_Aim_. Type out every line below exactly as it reads.

A block of data
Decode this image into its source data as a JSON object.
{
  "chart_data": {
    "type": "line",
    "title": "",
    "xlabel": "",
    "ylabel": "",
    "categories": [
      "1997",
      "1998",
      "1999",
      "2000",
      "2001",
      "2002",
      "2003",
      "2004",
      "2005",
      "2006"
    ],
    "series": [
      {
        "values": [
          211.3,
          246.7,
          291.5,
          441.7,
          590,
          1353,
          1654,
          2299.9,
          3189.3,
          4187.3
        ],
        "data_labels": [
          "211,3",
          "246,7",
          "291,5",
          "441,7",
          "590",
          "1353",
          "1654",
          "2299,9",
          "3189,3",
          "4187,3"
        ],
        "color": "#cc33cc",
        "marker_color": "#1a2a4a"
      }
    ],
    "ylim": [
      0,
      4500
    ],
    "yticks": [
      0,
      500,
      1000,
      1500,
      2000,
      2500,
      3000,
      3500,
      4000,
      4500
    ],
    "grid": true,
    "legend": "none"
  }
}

_Full response_.
Decode this image into its source data as a JSON object.
{
  "chart_data": {
    "type": "line",
    "title": "",
    "xlabel": "",
    "ylabel": "",
    "categories": [
      "1997",
      "1998",
      "1999",
      "2000",
      "2001",
      "2002",
      "2003",
      "2004",
      "2005",
      "2006"
    ],
    "series": [
      {
        "values": [
          211.3,
          246.7,
          291.5,
          441.7,
          590,
          1353,
          1654,
          2299.9,
          3189.3,
          4187.3
        ],
        "data_labels": [
          "211,3",
          "246,7",
          "291,5",
          "441,7",
          "590",
          "1353",
          "1654",
          "2299,9",
          "3189,3",
          "4187,3"
        ],
        "color": "#cc33cc",
        "marker_color": "#1a2a4a"
      }
    ],
    "ylim": [
      0,
      4500
    ],
    "yticks": [
      0,
      500,
      1000,
      1500,
      2000,
      2500,
      3000,
      3500,
      4000,
      4500
    ],
    "grid": true,
    "legend": "none"
  }
}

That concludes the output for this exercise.